Stated exercise> Pick out each line below containing "ylabel".

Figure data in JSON
════════════════════

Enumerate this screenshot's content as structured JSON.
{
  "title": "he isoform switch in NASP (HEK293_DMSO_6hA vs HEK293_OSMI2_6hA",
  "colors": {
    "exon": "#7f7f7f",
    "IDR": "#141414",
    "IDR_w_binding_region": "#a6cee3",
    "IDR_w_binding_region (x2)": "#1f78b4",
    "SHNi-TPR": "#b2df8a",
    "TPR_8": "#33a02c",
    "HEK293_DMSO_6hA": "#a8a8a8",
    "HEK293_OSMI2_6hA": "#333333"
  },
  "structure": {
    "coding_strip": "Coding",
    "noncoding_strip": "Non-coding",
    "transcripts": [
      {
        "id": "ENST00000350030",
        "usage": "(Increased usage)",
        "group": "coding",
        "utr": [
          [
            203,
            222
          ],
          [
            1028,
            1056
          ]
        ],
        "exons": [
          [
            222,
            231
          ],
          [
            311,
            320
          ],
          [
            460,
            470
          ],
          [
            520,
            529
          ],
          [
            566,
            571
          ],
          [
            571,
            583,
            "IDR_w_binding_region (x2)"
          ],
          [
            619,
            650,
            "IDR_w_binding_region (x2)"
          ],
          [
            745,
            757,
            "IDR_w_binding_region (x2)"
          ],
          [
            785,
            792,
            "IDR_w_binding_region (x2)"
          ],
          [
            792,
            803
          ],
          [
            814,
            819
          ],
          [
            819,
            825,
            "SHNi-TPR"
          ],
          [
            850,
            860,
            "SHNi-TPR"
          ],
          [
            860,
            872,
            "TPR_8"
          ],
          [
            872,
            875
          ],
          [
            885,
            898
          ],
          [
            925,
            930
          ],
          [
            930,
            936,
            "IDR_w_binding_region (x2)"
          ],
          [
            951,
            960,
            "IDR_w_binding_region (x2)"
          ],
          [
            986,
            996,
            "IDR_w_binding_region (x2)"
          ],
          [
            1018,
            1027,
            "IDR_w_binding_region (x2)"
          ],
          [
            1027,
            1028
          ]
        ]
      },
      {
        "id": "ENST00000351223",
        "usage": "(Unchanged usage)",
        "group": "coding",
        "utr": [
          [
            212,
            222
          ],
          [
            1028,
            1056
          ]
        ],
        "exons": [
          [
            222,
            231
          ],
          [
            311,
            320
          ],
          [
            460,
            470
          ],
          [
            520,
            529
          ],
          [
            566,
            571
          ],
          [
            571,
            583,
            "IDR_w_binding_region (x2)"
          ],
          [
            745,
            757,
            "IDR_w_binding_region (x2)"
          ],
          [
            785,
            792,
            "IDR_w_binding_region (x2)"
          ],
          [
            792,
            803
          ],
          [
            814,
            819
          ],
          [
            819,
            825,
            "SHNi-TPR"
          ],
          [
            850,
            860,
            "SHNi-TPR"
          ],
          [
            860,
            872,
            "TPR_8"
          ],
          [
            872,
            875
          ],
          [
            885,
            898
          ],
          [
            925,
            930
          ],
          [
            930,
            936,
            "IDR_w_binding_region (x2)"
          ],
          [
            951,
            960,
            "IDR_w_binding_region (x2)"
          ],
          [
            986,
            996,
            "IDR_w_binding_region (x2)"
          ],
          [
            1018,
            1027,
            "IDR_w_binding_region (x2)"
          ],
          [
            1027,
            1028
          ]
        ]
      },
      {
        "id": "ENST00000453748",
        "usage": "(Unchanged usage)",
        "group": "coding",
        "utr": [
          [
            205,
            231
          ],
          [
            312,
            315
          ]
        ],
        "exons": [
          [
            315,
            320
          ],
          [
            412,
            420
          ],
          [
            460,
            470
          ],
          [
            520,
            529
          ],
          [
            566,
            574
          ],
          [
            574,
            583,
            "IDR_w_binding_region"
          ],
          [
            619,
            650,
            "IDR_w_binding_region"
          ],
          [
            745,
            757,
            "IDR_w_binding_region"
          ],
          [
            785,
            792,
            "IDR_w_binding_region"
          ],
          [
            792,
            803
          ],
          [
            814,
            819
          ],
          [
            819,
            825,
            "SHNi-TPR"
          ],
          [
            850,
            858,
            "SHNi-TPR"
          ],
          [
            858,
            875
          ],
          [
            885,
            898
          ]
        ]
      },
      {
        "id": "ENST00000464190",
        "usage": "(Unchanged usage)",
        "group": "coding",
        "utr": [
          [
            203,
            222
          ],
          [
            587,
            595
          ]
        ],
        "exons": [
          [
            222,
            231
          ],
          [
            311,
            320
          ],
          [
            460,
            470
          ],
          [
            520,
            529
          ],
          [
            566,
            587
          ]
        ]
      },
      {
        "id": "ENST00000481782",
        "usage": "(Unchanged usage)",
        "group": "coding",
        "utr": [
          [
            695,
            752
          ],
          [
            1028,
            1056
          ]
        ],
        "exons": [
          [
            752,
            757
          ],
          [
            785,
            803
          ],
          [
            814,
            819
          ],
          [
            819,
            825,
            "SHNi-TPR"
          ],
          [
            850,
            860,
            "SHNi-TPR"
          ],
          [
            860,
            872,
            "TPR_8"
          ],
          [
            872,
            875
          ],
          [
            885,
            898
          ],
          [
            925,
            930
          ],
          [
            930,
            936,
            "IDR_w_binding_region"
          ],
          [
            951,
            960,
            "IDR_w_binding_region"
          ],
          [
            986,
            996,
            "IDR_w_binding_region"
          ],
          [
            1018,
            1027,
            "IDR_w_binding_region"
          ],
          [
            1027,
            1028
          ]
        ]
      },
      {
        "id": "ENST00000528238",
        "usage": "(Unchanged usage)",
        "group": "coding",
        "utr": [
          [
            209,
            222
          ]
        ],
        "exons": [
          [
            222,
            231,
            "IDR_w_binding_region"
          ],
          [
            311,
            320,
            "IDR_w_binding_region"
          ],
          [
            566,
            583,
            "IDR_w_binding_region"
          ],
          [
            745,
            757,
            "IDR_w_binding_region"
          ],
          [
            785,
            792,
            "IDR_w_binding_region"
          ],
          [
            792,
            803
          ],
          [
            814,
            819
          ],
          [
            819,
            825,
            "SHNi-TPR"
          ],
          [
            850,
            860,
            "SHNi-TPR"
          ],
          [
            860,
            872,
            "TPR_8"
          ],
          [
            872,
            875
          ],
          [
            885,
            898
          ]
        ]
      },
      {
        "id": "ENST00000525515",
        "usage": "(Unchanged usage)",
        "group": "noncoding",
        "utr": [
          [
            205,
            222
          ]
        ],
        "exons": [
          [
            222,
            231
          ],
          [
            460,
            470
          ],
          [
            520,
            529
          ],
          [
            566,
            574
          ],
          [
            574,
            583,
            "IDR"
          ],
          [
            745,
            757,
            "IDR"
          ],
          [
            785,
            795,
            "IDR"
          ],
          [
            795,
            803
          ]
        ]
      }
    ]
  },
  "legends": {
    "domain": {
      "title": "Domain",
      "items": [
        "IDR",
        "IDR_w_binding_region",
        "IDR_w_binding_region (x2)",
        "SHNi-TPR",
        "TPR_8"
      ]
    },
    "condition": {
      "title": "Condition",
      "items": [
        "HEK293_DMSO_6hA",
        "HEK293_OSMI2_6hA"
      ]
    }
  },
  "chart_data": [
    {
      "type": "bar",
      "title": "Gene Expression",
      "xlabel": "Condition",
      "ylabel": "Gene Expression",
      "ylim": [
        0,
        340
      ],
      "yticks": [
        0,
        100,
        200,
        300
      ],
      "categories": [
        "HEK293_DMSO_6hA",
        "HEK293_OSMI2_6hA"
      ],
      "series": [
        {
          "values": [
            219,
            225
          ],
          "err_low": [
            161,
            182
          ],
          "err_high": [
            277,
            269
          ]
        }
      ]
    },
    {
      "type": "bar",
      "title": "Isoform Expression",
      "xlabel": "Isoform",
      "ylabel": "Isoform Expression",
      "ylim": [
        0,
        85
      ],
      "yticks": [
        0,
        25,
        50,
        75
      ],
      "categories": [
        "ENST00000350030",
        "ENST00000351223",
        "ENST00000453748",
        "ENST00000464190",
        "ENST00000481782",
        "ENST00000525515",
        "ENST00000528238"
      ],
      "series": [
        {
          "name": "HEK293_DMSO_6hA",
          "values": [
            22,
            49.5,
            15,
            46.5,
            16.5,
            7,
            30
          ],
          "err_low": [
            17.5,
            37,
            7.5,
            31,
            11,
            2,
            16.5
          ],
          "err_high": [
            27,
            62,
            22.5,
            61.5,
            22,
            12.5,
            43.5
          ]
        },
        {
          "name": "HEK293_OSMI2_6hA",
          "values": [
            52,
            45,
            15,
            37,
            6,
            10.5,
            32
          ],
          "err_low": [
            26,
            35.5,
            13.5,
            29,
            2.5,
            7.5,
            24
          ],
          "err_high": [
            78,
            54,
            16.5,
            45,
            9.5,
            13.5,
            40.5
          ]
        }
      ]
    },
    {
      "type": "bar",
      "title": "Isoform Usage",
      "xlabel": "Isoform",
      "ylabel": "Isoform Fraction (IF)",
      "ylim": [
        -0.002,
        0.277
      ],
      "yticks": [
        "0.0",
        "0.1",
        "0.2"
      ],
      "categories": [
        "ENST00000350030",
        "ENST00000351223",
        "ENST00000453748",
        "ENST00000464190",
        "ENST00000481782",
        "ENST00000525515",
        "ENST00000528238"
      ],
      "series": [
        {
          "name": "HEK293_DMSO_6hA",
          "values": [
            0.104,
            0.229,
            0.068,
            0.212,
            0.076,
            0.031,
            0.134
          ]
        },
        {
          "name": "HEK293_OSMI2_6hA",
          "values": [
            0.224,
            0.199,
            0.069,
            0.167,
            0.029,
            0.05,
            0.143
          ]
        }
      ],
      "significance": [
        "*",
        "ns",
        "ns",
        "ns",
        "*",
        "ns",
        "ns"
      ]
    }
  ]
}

════════════════════

Finished task>
      "ylabel": "Gene Expression",
      "ylabel": "Isoform Expression",
      "ylabel": "Isoform Fraction (IF)",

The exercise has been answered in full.